● Written exercise: Copy out each line of the material below with no changes.

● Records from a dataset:
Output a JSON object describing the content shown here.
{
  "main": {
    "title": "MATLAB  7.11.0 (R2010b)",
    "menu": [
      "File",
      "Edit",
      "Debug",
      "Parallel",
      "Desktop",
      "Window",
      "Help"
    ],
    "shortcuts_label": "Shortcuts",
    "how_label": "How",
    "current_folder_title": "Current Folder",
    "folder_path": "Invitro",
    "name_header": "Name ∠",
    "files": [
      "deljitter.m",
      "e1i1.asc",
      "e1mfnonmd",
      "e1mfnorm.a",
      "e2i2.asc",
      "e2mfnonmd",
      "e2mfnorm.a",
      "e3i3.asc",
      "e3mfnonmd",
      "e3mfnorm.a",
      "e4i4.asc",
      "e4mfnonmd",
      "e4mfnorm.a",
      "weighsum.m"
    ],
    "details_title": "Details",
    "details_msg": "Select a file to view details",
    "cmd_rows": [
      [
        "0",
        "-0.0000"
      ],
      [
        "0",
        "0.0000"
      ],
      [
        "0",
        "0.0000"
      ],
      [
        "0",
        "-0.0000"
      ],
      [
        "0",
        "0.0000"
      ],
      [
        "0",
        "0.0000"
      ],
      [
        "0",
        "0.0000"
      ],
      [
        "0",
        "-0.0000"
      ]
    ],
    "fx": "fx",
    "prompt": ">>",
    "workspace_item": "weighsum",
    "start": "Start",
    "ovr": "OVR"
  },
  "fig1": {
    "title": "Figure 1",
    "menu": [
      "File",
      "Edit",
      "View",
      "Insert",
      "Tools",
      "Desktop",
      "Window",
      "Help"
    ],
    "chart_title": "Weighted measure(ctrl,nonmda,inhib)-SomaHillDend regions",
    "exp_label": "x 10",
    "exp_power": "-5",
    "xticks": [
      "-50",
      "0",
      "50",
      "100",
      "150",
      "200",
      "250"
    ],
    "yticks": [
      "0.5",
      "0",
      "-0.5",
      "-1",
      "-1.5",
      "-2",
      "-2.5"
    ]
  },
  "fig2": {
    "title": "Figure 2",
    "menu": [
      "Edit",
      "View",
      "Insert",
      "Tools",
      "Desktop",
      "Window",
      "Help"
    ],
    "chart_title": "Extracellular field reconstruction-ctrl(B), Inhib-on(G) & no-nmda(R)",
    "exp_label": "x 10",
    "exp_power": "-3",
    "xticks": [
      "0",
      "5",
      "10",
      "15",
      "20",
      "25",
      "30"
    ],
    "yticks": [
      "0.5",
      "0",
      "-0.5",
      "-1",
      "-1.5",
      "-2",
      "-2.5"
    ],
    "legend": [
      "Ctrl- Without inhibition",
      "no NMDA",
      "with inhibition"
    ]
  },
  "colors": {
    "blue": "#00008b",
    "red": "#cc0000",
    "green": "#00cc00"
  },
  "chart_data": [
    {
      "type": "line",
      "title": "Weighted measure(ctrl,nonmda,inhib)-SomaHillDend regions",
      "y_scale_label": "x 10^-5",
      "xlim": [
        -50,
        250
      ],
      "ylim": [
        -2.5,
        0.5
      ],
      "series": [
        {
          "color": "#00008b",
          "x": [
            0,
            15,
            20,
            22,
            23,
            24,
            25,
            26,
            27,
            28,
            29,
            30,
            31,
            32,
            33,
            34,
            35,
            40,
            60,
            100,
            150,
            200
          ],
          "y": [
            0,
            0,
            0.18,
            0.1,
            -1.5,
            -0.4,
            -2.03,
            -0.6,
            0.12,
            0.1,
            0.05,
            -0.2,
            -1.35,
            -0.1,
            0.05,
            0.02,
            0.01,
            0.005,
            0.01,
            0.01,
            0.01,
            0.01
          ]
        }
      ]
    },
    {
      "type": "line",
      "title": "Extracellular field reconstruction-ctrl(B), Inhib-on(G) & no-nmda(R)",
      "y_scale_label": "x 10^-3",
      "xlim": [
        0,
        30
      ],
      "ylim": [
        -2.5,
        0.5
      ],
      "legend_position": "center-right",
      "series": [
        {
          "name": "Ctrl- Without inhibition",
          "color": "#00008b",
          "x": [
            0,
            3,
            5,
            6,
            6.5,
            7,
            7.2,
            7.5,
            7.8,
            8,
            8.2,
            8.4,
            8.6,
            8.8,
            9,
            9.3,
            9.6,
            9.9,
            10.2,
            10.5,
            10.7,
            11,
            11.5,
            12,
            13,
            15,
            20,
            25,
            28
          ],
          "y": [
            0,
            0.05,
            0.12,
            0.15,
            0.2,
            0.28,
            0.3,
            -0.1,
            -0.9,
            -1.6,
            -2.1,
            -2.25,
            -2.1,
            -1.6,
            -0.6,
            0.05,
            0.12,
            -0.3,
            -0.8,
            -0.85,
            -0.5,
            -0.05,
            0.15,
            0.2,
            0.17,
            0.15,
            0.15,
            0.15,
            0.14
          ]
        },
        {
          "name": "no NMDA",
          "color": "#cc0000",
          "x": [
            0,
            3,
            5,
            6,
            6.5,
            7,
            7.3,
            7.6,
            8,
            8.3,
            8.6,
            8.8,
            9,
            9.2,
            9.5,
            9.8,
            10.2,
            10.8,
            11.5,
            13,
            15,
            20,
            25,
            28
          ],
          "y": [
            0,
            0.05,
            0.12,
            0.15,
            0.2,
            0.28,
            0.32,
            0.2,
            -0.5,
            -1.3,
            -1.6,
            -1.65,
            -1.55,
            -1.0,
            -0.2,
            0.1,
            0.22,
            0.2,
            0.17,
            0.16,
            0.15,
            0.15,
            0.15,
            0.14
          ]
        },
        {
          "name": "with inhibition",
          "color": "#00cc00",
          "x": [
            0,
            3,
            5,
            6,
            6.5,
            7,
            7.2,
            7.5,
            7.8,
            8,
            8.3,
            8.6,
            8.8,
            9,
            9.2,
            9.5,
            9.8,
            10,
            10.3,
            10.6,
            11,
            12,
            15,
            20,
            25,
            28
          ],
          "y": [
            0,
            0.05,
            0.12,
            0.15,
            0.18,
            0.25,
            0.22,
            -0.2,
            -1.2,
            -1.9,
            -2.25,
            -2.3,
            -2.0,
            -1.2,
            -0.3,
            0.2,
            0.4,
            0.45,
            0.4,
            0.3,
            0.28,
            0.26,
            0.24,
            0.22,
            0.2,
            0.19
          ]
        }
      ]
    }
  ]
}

● Completed exercise:
Output a JSON object describing the content shown here.
{
  "main": {
    "title": "MATLAB  7.11.0 (R2010b)",
    "menu": [
      "File",
      "Edit",
      "Debug",
      "Parallel",
      "Desktop",
      "Window",
      "Help"
    ],
    "shortcuts_label": "Shortcuts",
    "how_label": "How",
    "current_folder_title": "Current Folder",
    "folder_path": "Invitro",
    "name_header": "Name ∠",
    "files": [
      "deljitter.m",
      "e1i1.asc",
      "e1mfnonmd",
      "e1mfnorm.a",
      "e2i2.asc",
      "e2mfnonmd",
      "e2mfnorm.a",
      "e3i3.asc",
      "e3mfnonmd",
      "e3mfnorm.a",
      "e4i4.asc",
      "e4mfnonmd",
      "e4mfnorm.a",
      "weighsum.m"
    ],
    "details_title": "Details",
    "details_msg": "Select a file to view details",
    "cmd_rows": [
      [
        "0",
        "-0.0000"
      ],
      [
        "0",
        "0.0000"
      ],
      [
        "0",
        "0.0000"
      ],
      [
        "0",
        "-0.0000"
      ],
      [
        "0",
        "0.0000"
      ],
      [
        "0",
        "0.0000"
      ],
      [
        "0",
        "0.0000"
      ],
      [
        "0",
        "-0.0000"
      ]
    ],
    "fx": "fx",
    "prompt": ">>",
    "workspace_item": "weighsum",
    "start": "Start",
    "ovr": "OVR"
  },
  "fig1": {
    "title": "Figure 1",
    "menu": [
      "File",
      "Edit",
      "View",
      "Insert",
      "Tools",
      "Desktop",
      "Window",
      "Help"
    ],
    "chart_title": "Weighted measure(ctrl,nonmda,inhib)-SomaHillDend regions",
    "exp_label": "x 10",
    "exp_power": "-5",
    "xticks": [
      "-50",
      "0",
      "50",
      "100",
      "150",
      "200",
      "250"
    ],
    "yticks": [
      "0.5",
      "0",
      "-0.5",
      "-1",
      "-1.5",
      "-2",
      "-2.5"
    ]
  },
  "fig2": {
    "title": "Figure 2",
    "menu": [
      "Edit",
      "View",
      "Insert",
      "Tools",
      "Desktop",
      "Window",
      "Help"
    ],
    "chart_title": "Extracellular field reconstruction-ctrl(B), Inhib-on(G) & no-nmda(R)",
    "exp_label": "x 10",
    "exp_power": "-3",
    "xticks": [
      "0",
      "5",
      "10",
      "15",
      "20",
      "25",
      "30"
    ],
    "yticks": [
      "0.5",
      "0",
      "-0.5",
      "-1",
      "-1.5",
      "-2",
      "-2.5"
    ],
    "legend": [
      "Ctrl- Without inhibition",
      "no NMDA",
      "with inhibition"
    ]
  },
  "colors": {
    "blue": "#00008b",
    "red": "#cc0000",
    "green": "#00cc00"
  },
  "chart_data": [
    {
      "type": "line",
      "title": "Weighted measure(ctrl,nonmda,inhib)-SomaHillDend regions",
      "y_scale_label": "x 10^-5",
      "xlim": [
        -50,
        250
      ],
      "ylim": [
        -2.5,
        0.5
      ],
      "series": [
        {
          "color": "#00008b",
          "x": [
            0,
            15,
            20,
            22,
            23,
            24,
            25,
            26,
            27,
            28,
            29,
            30,
            31,
            32,
            33,
            34,
            35,
            40,
            60,
            100,
            150,
            200
          ],
          "y": [
            0,
            0,
            0.18,
            0.1,
            -1.5,
            -0.4,
            -2.03,
            -0.6,
            0.12,
            0.1,
            0.05,
            -0.2,
            -1.35,
            -0.1,
            0.05,
            0.02,
            0.01,
            0.005,
            0.01,
            0.01,
            0.01,
            0.01
          ]
        }
      ]
    },
    {
      "type": "line",
      "title": "Extracellular field reconstruction-ctrl(B), Inhib-on(G) & no-nmda(R)",
      "y_scale_label": "x 10^-3",
      "xlim": [
        0,
        30
      ],
      "ylim": [
        -2.5,
        0.5
      ],
      "legend_position": "center-right",
      "series": [
        {
          "name": "Ctrl- Without inhibition",
          "color": "#00008b",
          "x": [
            0,
            3,
            5,
            6,
            6.5,
            7,
            7.2,
            7.5,
            7.8,
            8,
            8.2,
            8.4,
            8.6,
            8.8,
            9,
            9.3,
            9.6,
            9.9,
            10.2,
            10.5,
            10.7,
            11,
            11.5,
            12,
            13,
            15,
            20,
            25,
            28
          ],
          "y": [
            0,
            0.05,
            0.12,
            0.15,
            0.2,
            0.28,
            0.3,
            -0.1,
            -0.9,
            -1.6,
            -2.1,
            -2.25,
            -2.1,
            -1.6,
            -0.6,
            0.05,
            0.12,
            -0.3,
            -0.8,
            -0.85,
            -0.5,
            -0.05,
            0.15,
            0.2,
            0.17,
            0.15,
            0.15,
            0.15,
            0.14
          ]
        },
        {
          "name": "no NMDA",
          "color": "#cc0000",
          "x": [
            0,
            3,
            5,
            6,
            6.5,
            7,
            7.3,
            7.6,
            8,
            8.3,
            8.6,
            8.8,
            9,
            9.2,
            9.5,
            9.8,
            10.2,
            10.8,
            11.5,
            13,
            15,
            20,
            25,
            28
          ],
          "y": [
            0,
            0.05,
            0.12,
            0.15,
            0.2,
            0.28,
            0.32,
            0.2,
            -0.5,
            -1.3,
            -1.6,
            -1.65,
            -1.55,
            -1.0,
            -0.2,
            0.1,
            0.22,
            0.2,
            0.17,
            0.16,
            0.15,
            0.15,
            0.15,
            0.14
          ]
        },
        {
          "name": "with inhibition",
          "color": "#00cc00",
          "x": [
            0,
            3,
            5,
            6,
            6.5,
            7,
            7.2,
            7.5,
            7.8,
            8,
            8.3,
            8.6,
            8.8,
            9,
            9.2,
            9.5,
            9.8,
            10,
            10.3,
            10.6,
            11,
            12,
            15,
            20,
            25,
            28
          ],
          "y": [
            0,
            0.05,
            0.12,
            0.15,
            0.18,
            0.25,
            0.22,
            -0.2,
            -1.2,
            -1.9,
            -2.25,
            -2.3,
            -2.0,
            -1.2,
            -0.3,
            0.2,
            0.4,
            0.45,
            0.4,
            0.3,
            0.28,
            0.26,
            0.24,
            0.22,
            0.2,
            0.19
          ]
        }
      ]
    }
  ]
}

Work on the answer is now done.